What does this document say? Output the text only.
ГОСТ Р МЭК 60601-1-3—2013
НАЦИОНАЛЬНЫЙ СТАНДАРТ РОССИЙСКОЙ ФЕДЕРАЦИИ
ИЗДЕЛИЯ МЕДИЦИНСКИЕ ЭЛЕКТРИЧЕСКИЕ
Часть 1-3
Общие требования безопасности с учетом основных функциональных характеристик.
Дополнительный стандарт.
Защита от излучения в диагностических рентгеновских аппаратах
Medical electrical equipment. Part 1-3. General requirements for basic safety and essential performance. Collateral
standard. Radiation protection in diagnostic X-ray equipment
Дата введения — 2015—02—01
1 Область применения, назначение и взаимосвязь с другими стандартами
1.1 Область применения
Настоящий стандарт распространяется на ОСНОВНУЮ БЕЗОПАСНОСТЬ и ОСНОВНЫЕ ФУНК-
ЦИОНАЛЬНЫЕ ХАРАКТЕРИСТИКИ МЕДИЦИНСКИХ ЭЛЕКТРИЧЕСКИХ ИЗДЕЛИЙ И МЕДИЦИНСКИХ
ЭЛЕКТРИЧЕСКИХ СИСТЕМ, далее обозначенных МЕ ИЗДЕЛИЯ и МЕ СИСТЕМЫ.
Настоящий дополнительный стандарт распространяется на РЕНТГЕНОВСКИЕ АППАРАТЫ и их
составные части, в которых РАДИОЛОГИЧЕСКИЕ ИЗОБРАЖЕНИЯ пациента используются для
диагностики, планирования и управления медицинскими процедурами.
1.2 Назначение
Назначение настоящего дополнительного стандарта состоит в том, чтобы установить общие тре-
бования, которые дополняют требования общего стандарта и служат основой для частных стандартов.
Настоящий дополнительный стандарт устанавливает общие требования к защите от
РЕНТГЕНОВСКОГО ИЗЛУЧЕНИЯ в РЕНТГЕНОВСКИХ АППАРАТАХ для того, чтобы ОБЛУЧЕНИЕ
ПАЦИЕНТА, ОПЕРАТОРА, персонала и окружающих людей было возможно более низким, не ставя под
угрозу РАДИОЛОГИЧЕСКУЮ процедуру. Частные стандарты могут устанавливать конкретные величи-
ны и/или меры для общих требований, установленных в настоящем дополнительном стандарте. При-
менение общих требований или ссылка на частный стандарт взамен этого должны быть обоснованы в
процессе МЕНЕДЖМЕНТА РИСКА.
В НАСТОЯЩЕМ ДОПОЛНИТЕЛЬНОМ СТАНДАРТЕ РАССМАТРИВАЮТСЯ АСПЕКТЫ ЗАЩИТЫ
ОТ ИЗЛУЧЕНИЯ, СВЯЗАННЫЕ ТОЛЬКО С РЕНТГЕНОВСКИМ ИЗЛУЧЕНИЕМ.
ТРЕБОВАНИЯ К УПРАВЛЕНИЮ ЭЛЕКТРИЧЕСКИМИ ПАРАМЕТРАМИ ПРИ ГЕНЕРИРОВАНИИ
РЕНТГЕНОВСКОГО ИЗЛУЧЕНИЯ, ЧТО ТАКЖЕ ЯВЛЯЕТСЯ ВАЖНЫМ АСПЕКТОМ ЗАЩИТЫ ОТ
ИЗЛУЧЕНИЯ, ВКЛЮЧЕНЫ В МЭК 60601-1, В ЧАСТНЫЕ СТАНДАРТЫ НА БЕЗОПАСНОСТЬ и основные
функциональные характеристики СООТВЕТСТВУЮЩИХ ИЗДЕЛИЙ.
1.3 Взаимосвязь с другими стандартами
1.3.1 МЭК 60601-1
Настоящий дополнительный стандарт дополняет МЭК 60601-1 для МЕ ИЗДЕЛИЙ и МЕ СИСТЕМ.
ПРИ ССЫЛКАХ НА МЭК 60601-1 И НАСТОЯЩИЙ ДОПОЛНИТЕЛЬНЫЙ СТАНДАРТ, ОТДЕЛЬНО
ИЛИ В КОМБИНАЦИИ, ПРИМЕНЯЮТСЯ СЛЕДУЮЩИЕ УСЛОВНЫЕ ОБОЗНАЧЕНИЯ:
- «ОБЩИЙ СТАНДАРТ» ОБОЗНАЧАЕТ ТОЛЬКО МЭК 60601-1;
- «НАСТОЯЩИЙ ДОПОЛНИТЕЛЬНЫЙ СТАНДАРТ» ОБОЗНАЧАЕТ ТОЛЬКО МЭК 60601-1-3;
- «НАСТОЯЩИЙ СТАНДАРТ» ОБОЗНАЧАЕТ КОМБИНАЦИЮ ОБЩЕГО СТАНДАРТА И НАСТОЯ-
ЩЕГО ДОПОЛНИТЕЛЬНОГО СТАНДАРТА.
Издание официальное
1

━━━━

__WORK TO BE COMPLETED__
Identify the lines in the entries above that contain "РЕНТГЕНОВСКОГО", then copy them out.

__RESULT__
РЕНТГЕНОВСКОГО ИЗЛУЧЕНИЯ в РЕНТГЕНОВСКИХ АППАРАТАХ для того, чтобы ОБЛУЧЕНИЕ
РЕНТГЕНОВСКОГО ИЗЛУЧЕНИЯ, ЧТО ТАКЖЕ ЯВЛЯЕТСЯ ВАЖНЫМ АСПЕКТОМ ЗАЩИТЫ ОТ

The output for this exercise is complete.